Written exercise: Copy each line below without leaving any out.

Dataset extract:
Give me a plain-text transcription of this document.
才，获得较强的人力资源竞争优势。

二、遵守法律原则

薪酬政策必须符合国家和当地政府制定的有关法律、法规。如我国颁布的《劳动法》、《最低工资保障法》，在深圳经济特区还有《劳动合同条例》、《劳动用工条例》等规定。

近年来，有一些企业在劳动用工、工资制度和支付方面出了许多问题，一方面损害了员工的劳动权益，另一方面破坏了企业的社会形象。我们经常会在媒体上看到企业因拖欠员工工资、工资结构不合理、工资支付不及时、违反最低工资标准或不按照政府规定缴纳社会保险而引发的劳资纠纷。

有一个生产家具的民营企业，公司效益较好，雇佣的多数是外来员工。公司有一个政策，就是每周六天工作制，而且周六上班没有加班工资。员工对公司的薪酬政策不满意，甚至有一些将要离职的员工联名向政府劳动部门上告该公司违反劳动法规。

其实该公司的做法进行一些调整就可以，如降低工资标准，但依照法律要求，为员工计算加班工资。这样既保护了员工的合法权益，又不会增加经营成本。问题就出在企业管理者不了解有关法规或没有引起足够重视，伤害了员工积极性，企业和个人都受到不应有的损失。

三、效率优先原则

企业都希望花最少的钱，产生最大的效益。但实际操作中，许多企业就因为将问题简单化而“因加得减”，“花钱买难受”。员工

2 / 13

The output:
Give me a plain-text transcription of this document.
才，获得较强的人力资源竞争优势。

二、遵守法律原则

薪酬政策必须符合国家和当地政府制定的有关法律、法规。如我国颁布的《劳动法》、《最低工资保障法》，在深圳经济特区还有《劳动合同条例》、《劳动用工条例》等规定。

近年来，有一些企业在劳动用工、工资制度和支付方面出了许多问题，一方面损害了员工的劳动权益，另一方面破坏了企业的社会形象。我们经常会在媒体上看到企业因拖欠员工工资、工资结构不合理、工资支付不及时、违反最低工资标准或不按照政府规定缴纳社会保险而引发的劳资纠纷。

有一个生产家具的民营企业，公司效益较好，雇佣的多数是外来员工。公司有一个政策，就是每周六天工作制，而且周六上班没有加班工资。员工对公司的薪酬政策不满意，甚至有一些将要离职的员工联名向政府劳动部门上告该公司违反劳动法规。

其实该公司的做法进行一些调整就可以，如降低工资标准，但依照法律要求，为员工计算加班工资。这样既保护了员工的合法权益，又不会增加经营成本。问题就出在企业管理者不了解有关法规或没有引起足够重视，伤害了员工积极性，企业和个人都受到不应有的损失。

三、效率优先原则

企业都希望花最少的钱，产生最大的效益。但实际操作中，许多企业就因为将问题简单化而“因加得减”，“花钱买难受”。员工

2 / 13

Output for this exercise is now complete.